## What you will do:
Search the listing below for the string "пользователям" and copy every line where it occurs.

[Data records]
---
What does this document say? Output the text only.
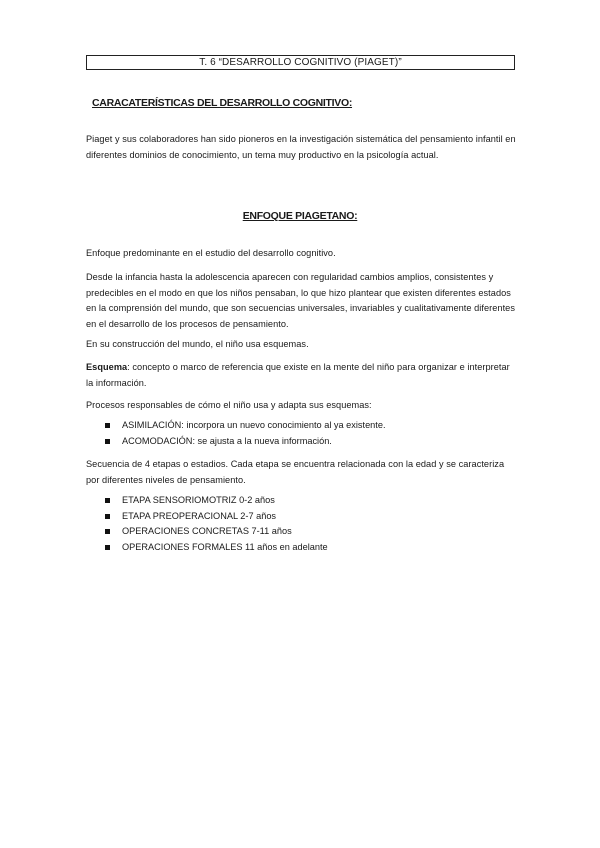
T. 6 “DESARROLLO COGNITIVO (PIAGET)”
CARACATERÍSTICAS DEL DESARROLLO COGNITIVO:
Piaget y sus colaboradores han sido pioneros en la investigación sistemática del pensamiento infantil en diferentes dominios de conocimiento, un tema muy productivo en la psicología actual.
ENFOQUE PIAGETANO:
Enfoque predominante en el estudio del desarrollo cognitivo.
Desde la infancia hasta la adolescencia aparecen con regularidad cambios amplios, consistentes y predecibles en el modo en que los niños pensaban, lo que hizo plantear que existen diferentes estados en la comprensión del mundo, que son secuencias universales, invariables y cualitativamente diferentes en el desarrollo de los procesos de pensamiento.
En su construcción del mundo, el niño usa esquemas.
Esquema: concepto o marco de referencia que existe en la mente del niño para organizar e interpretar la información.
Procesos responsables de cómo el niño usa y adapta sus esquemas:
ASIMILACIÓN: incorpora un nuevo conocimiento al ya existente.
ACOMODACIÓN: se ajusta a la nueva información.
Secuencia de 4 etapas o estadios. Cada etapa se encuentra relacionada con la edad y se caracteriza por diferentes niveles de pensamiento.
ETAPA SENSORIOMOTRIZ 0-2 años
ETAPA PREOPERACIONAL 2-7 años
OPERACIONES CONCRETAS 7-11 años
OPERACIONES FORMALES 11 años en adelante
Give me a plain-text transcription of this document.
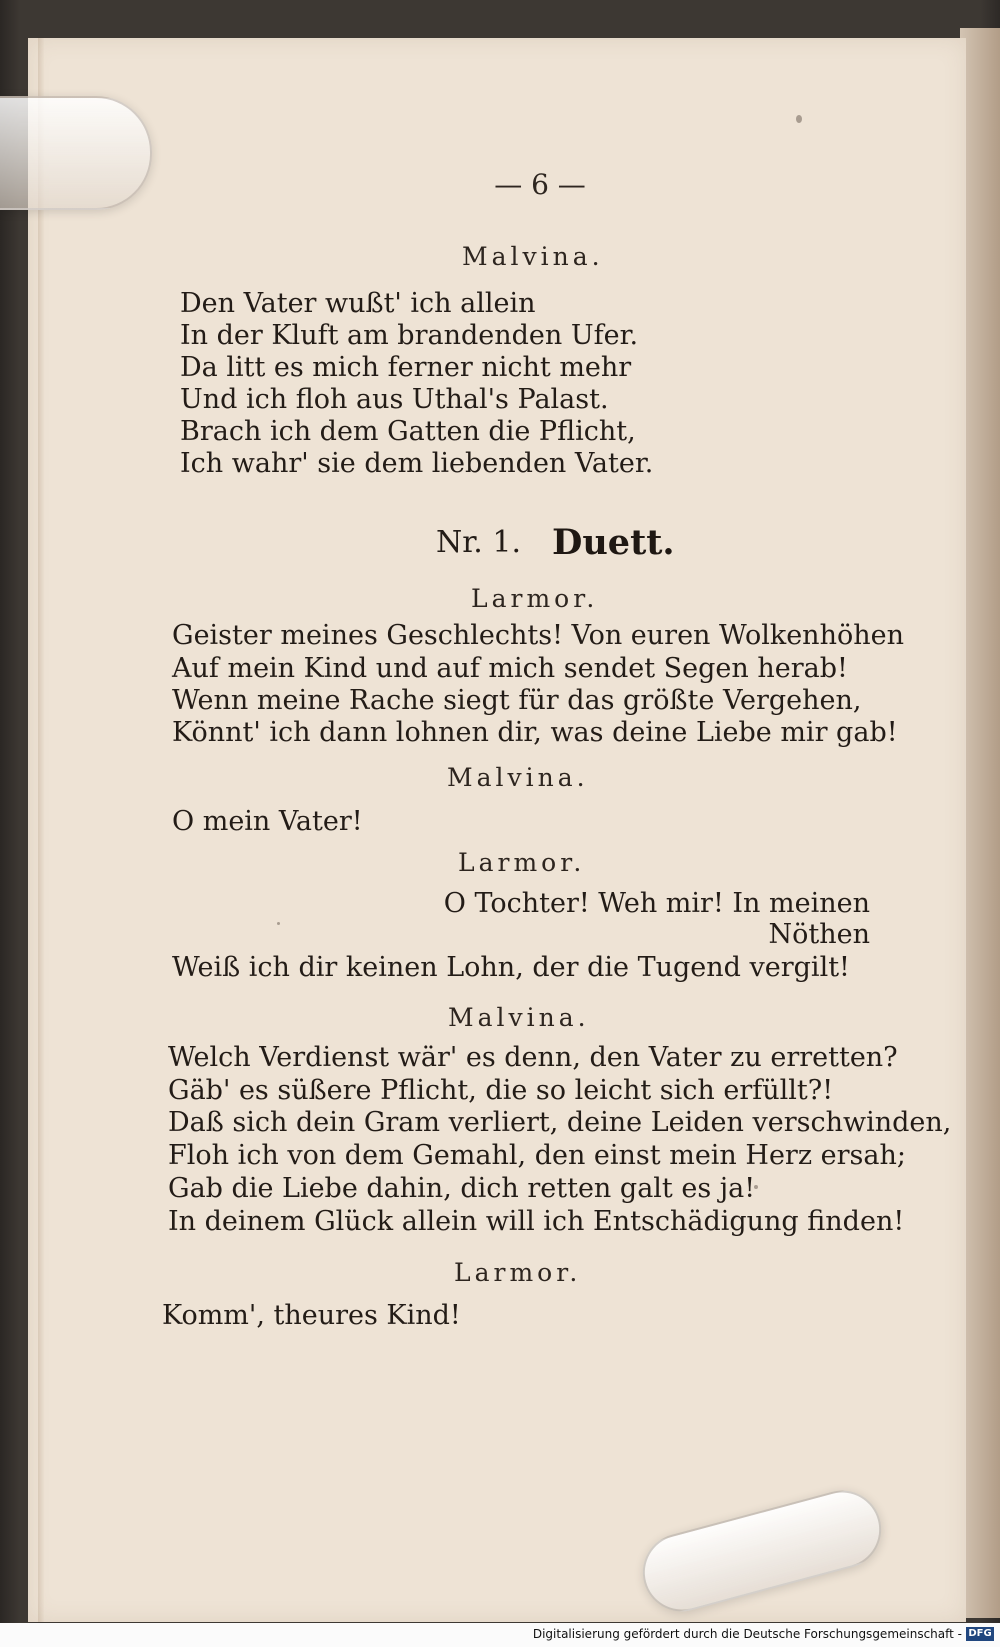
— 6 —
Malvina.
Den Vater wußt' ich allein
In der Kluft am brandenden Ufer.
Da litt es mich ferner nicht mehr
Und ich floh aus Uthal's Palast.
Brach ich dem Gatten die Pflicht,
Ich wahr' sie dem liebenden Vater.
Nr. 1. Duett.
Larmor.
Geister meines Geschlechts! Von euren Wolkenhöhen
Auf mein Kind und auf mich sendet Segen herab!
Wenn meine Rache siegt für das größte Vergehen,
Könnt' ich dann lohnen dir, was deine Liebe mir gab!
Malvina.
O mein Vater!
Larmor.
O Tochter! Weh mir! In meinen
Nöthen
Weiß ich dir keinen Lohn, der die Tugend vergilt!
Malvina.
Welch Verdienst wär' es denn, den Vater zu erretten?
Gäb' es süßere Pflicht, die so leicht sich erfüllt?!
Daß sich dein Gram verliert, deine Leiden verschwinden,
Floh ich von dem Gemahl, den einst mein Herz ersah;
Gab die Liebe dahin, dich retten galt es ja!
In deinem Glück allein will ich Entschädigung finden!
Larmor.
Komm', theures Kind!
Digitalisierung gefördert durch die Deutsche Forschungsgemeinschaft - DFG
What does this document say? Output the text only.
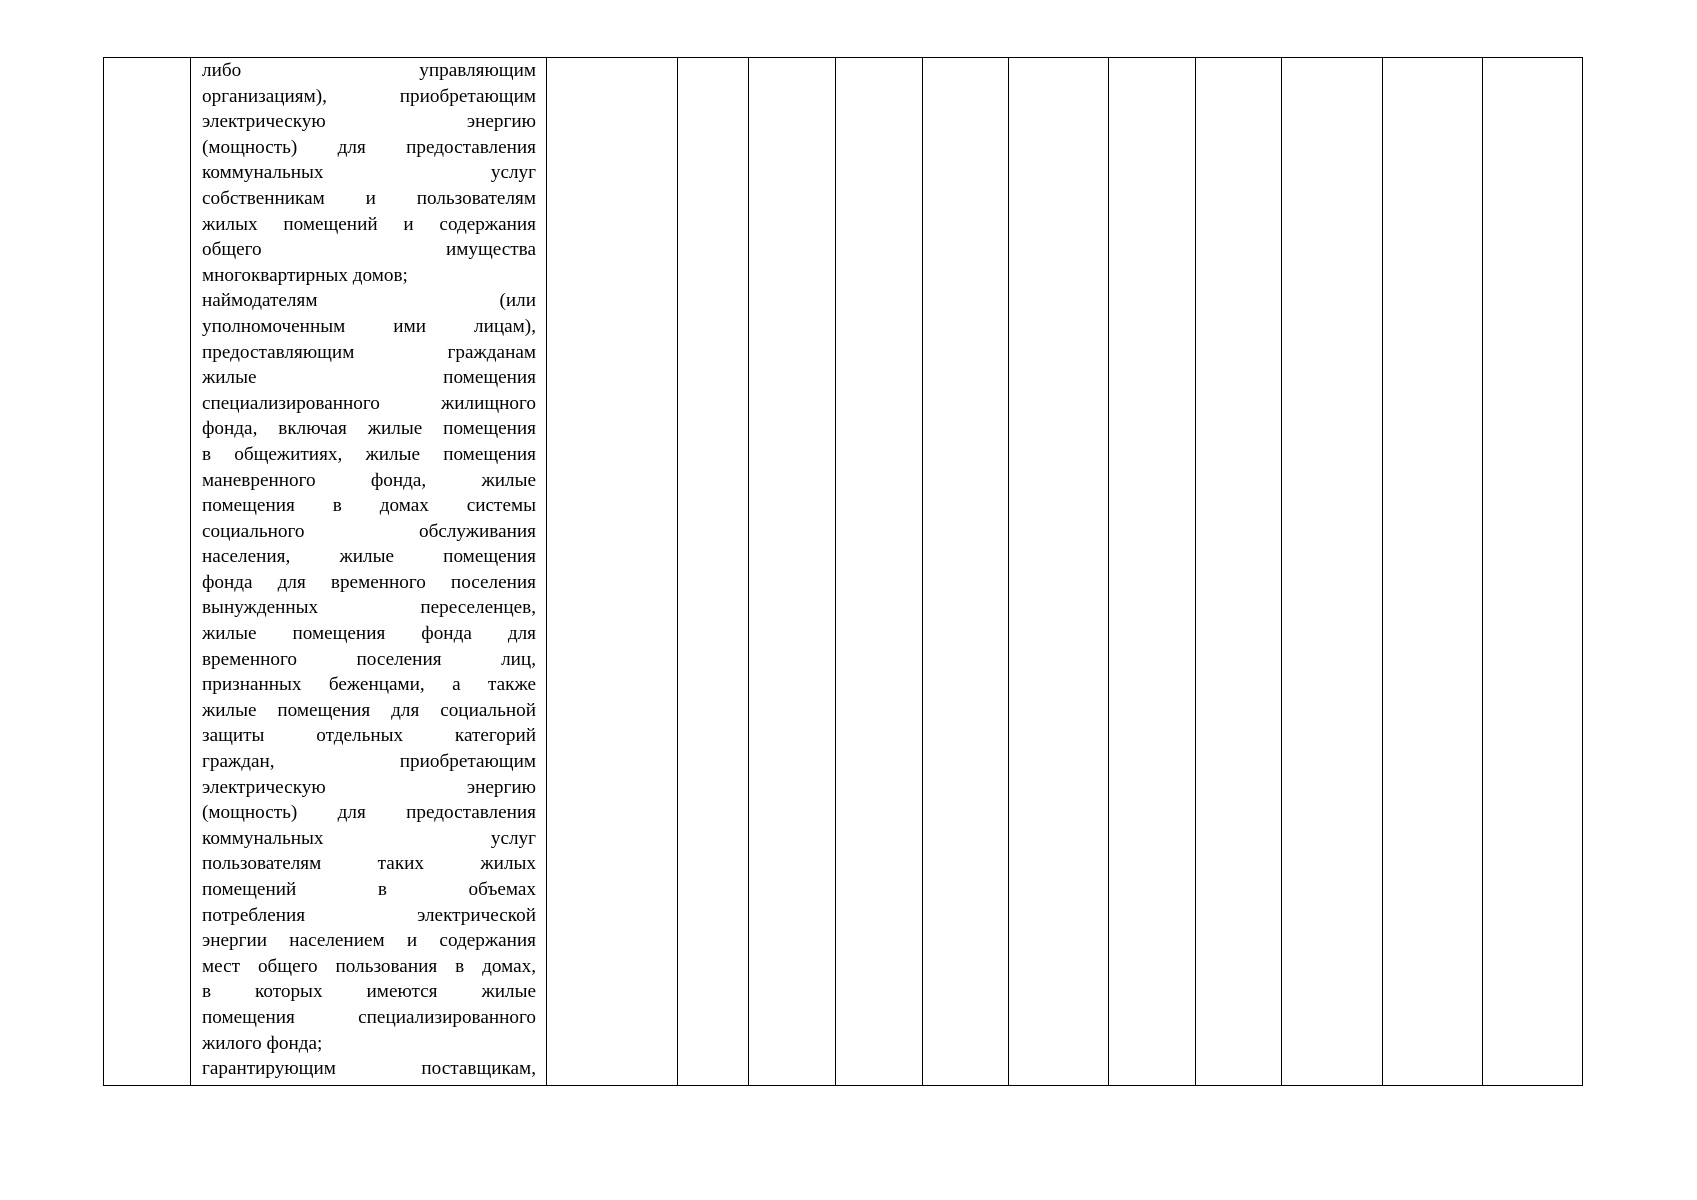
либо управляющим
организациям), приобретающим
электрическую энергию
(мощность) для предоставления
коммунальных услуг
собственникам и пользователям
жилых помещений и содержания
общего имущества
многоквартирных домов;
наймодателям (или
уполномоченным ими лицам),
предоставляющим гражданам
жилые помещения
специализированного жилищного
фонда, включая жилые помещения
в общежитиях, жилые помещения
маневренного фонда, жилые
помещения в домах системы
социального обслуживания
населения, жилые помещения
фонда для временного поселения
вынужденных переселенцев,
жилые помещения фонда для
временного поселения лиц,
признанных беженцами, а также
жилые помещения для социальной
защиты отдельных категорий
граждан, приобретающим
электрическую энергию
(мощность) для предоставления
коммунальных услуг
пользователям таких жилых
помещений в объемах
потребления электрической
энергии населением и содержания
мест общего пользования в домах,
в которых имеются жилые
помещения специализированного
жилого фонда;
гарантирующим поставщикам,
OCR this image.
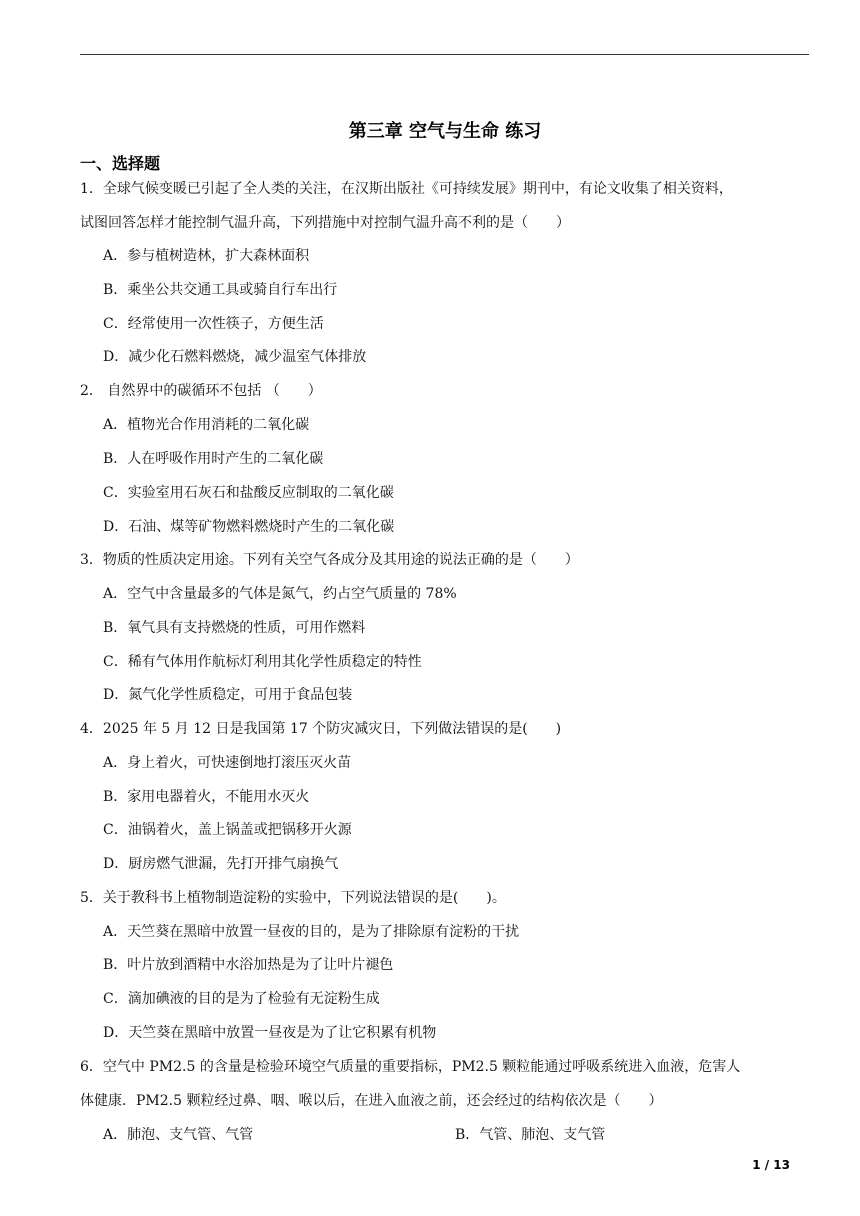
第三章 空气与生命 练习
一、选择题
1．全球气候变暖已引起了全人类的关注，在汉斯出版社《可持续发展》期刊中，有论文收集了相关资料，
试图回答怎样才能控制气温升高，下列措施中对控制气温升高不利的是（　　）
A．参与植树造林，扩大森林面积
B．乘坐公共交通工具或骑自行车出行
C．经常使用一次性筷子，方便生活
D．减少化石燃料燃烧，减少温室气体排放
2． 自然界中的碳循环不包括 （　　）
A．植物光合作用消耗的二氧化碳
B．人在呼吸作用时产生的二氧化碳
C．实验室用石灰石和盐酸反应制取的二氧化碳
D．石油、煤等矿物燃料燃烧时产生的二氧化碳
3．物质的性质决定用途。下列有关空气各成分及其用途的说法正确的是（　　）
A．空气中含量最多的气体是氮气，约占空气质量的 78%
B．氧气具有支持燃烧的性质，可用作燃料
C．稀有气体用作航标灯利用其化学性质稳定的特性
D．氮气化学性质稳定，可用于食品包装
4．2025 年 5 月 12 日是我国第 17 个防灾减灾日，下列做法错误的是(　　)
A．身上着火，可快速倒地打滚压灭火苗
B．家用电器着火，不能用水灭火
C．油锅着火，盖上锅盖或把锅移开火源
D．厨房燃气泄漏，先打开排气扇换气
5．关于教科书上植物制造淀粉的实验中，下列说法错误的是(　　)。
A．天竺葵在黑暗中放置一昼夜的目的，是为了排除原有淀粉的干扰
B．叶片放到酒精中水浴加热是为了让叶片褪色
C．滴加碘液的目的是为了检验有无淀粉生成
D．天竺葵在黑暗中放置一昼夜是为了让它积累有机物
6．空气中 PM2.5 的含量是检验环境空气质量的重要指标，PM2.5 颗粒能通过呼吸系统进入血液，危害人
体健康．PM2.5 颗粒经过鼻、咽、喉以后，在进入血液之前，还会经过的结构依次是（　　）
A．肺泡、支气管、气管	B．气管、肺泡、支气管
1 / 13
---
## Expected output:
собственникам и пользователям
пользователям таких жилых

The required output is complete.